• [Aim]: Repeat the listing that follows, character for character, minus the pictures.

** start **

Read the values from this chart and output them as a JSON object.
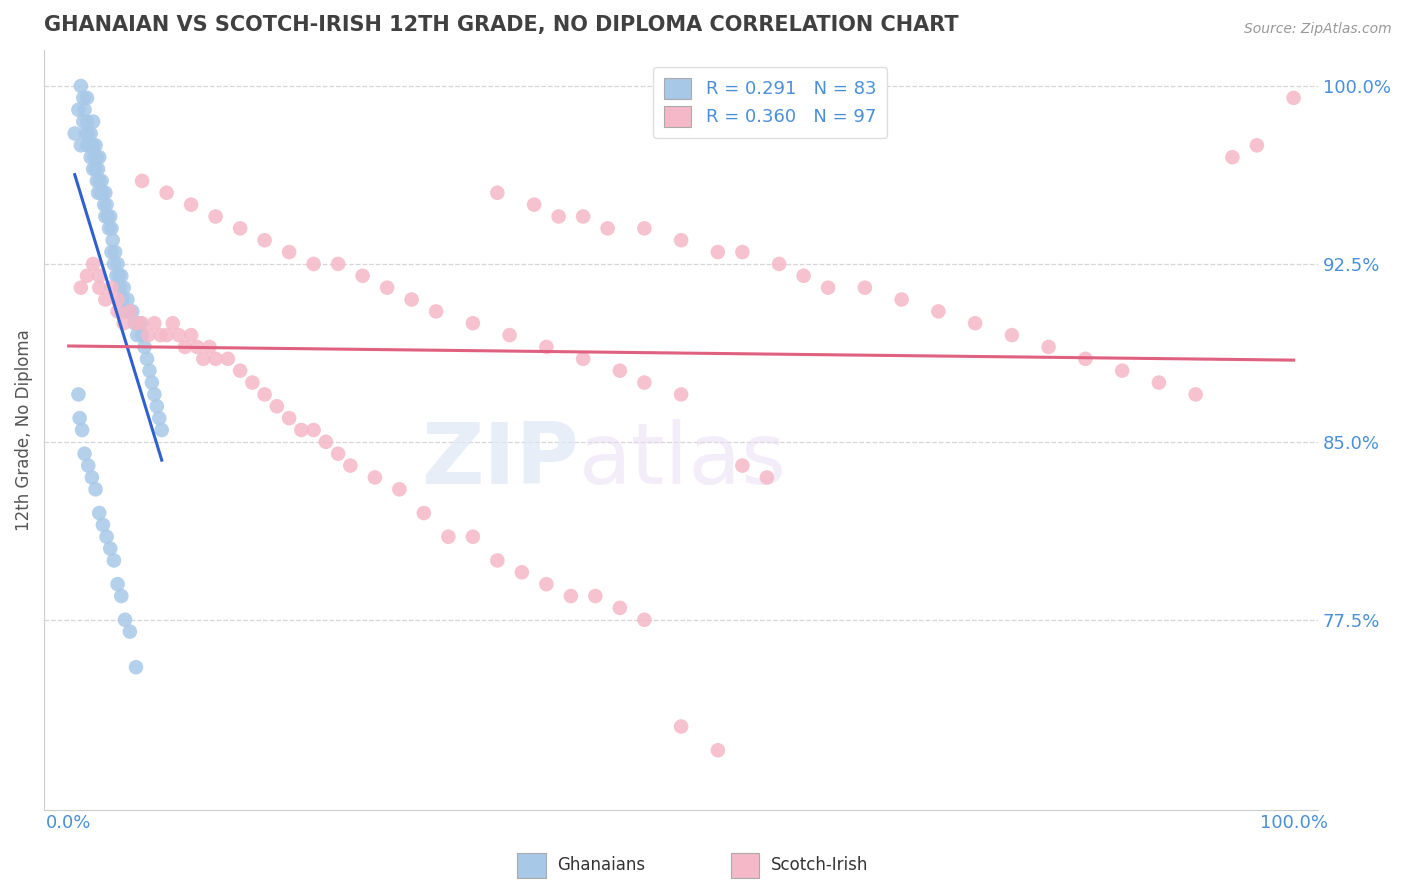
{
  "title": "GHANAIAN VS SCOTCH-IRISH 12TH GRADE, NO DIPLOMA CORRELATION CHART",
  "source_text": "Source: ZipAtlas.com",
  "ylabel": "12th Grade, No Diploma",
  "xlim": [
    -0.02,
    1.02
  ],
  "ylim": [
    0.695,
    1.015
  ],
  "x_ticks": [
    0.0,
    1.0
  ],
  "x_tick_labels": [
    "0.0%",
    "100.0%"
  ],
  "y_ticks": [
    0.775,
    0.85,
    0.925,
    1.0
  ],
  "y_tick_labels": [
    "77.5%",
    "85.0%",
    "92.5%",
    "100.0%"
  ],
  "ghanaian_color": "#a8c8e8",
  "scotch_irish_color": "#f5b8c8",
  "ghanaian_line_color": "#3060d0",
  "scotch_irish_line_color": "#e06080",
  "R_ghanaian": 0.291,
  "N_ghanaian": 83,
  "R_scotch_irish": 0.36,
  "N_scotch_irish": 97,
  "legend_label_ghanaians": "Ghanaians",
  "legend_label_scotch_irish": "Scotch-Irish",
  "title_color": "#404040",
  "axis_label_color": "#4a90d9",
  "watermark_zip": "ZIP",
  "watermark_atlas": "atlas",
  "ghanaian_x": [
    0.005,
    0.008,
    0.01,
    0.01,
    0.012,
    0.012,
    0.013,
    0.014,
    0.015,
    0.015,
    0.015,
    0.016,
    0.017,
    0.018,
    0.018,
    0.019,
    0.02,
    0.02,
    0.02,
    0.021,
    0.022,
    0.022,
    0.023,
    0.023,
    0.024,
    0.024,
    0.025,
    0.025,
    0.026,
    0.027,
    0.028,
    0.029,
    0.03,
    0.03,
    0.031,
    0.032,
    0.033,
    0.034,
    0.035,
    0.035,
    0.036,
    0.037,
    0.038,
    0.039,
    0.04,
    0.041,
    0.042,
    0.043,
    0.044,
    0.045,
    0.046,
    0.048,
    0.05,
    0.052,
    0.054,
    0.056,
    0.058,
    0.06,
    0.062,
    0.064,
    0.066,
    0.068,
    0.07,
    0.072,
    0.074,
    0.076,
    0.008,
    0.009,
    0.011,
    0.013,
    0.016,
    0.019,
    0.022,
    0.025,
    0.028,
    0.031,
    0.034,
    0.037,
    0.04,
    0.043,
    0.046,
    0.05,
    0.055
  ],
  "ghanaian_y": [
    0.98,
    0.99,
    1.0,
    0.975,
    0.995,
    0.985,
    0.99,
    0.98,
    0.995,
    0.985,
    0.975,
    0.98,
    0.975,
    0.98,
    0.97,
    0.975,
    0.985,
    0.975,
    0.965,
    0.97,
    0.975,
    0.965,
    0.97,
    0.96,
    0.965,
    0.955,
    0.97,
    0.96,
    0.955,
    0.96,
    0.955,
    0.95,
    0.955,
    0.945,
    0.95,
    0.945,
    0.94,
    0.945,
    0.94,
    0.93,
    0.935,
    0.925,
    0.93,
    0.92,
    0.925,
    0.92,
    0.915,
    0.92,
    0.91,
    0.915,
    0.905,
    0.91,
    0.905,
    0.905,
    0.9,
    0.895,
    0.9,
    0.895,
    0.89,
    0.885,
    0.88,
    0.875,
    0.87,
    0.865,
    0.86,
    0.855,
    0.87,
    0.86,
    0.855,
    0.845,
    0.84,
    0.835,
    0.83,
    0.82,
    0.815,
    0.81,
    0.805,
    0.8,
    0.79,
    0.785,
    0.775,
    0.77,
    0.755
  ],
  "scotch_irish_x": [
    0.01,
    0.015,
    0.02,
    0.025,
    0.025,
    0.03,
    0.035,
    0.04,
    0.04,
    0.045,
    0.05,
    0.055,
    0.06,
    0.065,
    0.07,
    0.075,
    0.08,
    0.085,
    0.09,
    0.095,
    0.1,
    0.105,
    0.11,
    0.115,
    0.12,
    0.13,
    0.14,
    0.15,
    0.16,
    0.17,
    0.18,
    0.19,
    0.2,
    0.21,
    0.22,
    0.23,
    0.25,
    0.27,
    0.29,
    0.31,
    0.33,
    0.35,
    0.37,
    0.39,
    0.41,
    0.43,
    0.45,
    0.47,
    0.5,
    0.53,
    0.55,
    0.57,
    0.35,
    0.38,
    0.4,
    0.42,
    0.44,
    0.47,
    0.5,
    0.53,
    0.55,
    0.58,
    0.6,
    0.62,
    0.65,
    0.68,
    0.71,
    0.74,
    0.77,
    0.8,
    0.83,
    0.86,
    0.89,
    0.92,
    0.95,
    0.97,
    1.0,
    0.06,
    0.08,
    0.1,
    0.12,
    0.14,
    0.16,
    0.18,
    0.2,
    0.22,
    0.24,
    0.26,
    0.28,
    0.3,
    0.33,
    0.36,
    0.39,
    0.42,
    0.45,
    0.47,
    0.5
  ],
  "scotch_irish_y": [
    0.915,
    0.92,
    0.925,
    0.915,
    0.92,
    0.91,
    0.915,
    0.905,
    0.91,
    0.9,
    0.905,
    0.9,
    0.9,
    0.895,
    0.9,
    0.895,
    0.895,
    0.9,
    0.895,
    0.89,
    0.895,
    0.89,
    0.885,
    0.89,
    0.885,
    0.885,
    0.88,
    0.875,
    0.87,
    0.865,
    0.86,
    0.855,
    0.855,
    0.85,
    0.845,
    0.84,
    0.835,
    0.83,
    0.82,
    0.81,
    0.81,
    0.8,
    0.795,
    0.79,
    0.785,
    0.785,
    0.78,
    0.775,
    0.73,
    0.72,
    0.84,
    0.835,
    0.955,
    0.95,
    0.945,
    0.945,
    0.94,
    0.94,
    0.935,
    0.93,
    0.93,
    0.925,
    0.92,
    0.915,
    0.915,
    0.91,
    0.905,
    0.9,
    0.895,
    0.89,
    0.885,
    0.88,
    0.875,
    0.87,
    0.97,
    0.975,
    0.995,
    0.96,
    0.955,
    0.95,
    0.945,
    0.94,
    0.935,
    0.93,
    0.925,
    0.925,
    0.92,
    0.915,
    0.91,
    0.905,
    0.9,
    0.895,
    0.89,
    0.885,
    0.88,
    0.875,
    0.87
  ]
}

** end **

• [Exercise answer]:
Read the values from this chart and output them as a JSON object.
{
  "title": "GHANAIAN VS SCOTCH-IRISH 12TH GRADE, NO DIPLOMA CORRELATION CHART",
  "source_text": "Source: ZipAtlas.com",
  "ylabel": "12th Grade, No Diploma",
  "xlim": [
    -0.02,
    1.02
  ],
  "ylim": [
    0.695,
    1.015
  ],
  "x_ticks": [
    0.0,
    1.0
  ],
  "x_tick_labels": [
    "0.0%",
    "100.0%"
  ],
  "y_ticks": [
    0.775,
    0.85,
    0.925,
    1.0
  ],
  "y_tick_labels": [
    "77.5%",
    "85.0%",
    "92.5%",
    "100.0%"
  ],
  "ghanaian_color": "#a8c8e8",
  "scotch_irish_color": "#f5b8c8",
  "ghanaian_line_color": "#3060d0",
  "scotch_irish_line_color": "#e06080",
  "R_ghanaian": 0.291,
  "N_ghanaian": 83,
  "R_scotch_irish": 0.36,
  "N_scotch_irish": 97,
  "legend_label_ghanaians": "Ghanaians",
  "legend_label_scotch_irish": "Scotch-Irish",
  "title_color": "#404040",
  "axis_label_color": "#4a90d9",
  "watermark_zip": "ZIP",
  "watermark_atlas": "atlas",
  "ghanaian_x": [
    0.005,
    0.008,
    0.01,
    0.01,
    0.012,
    0.012,
    0.013,
    0.014,
    0.015,
    0.015,
    0.015,
    0.016,
    0.017,
    0.018,
    0.018,
    0.019,
    0.02,
    0.02,
    0.02,
    0.021,
    0.022,
    0.022,
    0.023,
    0.023,
    0.024,
    0.024,
    0.025,
    0.025,
    0.026,
    0.027,
    0.028,
    0.029,
    0.03,
    0.03,
    0.031,
    0.032,
    0.033,
    0.034,
    0.035,
    0.035,
    0.036,
    0.037,
    0.038,
    0.039,
    0.04,
    0.041,
    0.042,
    0.043,
    0.044,
    0.045,
    0.046,
    0.048,
    0.05,
    0.052,
    0.054,
    0.056,
    0.058,
    0.06,
    0.062,
    0.064,
    0.066,
    0.068,
    0.07,
    0.072,
    0.074,
    0.076,
    0.008,
    0.009,
    0.011,
    0.013,
    0.016,
    0.019,
    0.022,
    0.025,
    0.028,
    0.031,
    0.034,
    0.037,
    0.04,
    0.043,
    0.046,
    0.05,
    0.055
  ],
  "ghanaian_y": [
    0.98,
    0.99,
    1.0,
    0.975,
    0.995,
    0.985,
    0.99,
    0.98,
    0.995,
    0.985,
    0.975,
    0.98,
    0.975,
    0.98,
    0.97,
    0.975,
    0.985,
    0.975,
    0.965,
    0.97,
    0.975,
    0.965,
    0.97,
    0.96,
    0.965,
    0.955,
    0.97,
    0.96,
    0.955,
    0.96,
    0.955,
    0.95,
    0.955,
    0.945,
    0.95,
    0.945,
    0.94,
    0.945,
    0.94,
    0.93,
    0.935,
    0.925,
    0.93,
    0.92,
    0.925,
    0.92,
    0.915,
    0.92,
    0.91,
    0.915,
    0.905,
    0.91,
    0.905,
    0.905,
    0.9,
    0.895,
    0.9,
    0.895,
    0.89,
    0.885,
    0.88,
    0.875,
    0.87,
    0.865,
    0.86,
    0.855,
    0.87,
    0.86,
    0.855,
    0.845,
    0.84,
    0.835,
    0.83,
    0.82,
    0.815,
    0.81,
    0.805,
    0.8,
    0.79,
    0.785,
    0.775,
    0.77,
    0.755
  ],
  "scotch_irish_x": [
    0.01,
    0.015,
    0.02,
    0.025,
    0.025,
    0.03,
    0.035,
    0.04,
    0.04,
    0.045,
    0.05,
    0.055,
    0.06,
    0.065,
    0.07,
    0.075,
    0.08,
    0.085,
    0.09,
    0.095,
    0.1,
    0.105,
    0.11,
    0.115,
    0.12,
    0.13,
    0.14,
    0.15,
    0.16,
    0.17,
    0.18,
    0.19,
    0.2,
    0.21,
    0.22,
    0.23,
    0.25,
    0.27,
    0.29,
    0.31,
    0.33,
    0.35,
    0.37,
    0.39,
    0.41,
    0.43,
    0.45,
    0.47,
    0.5,
    0.53,
    0.55,
    0.57,
    0.35,
    0.38,
    0.4,
    0.42,
    0.44,
    0.47,
    0.5,
    0.53,
    0.55,
    0.58,
    0.6,
    0.62,
    0.65,
    0.68,
    0.71,
    0.74,
    0.77,
    0.8,
    0.83,
    0.86,
    0.89,
    0.92,
    0.95,
    0.97,
    1.0,
    0.06,
    0.08,
    0.1,
    0.12,
    0.14,
    0.16,
    0.18,
    0.2,
    0.22,
    0.24,
    0.26,
    0.28,
    0.3,
    0.33,
    0.36,
    0.39,
    0.42,
    0.45,
    0.47,
    0.5
  ],
  "scotch_irish_y": [
    0.915,
    0.92,
    0.925,
    0.915,
    0.92,
    0.91,
    0.915,
    0.905,
    0.91,
    0.9,
    0.905,
    0.9,
    0.9,
    0.895,
    0.9,
    0.895,
    0.895,
    0.9,
    0.895,
    0.89,
    0.895,
    0.89,
    0.885,
    0.89,
    0.885,
    0.885,
    0.88,
    0.875,
    0.87,
    0.865,
    0.86,
    0.855,
    0.855,
    0.85,
    0.845,
    0.84,
    0.835,
    0.83,
    0.82,
    0.81,
    0.81,
    0.8,
    0.795,
    0.79,
    0.785,
    0.785,
    0.78,
    0.775,
    0.73,
    0.72,
    0.84,
    0.835,
    0.955,
    0.95,
    0.945,
    0.945,
    0.94,
    0.94,
    0.935,
    0.93,
    0.93,
    0.925,
    0.92,
    0.915,
    0.915,
    0.91,
    0.905,
    0.9,
    0.895,
    0.89,
    0.885,
    0.88,
    0.875,
    0.87,
    0.97,
    0.975,
    0.995,
    0.96,
    0.955,
    0.95,
    0.945,
    0.94,
    0.935,
    0.93,
    0.925,
    0.925,
    0.92,
    0.915,
    0.91,
    0.905,
    0.9,
    0.895,
    0.89,
    0.885,
    0.88,
    0.875,
    0.87
  ]
}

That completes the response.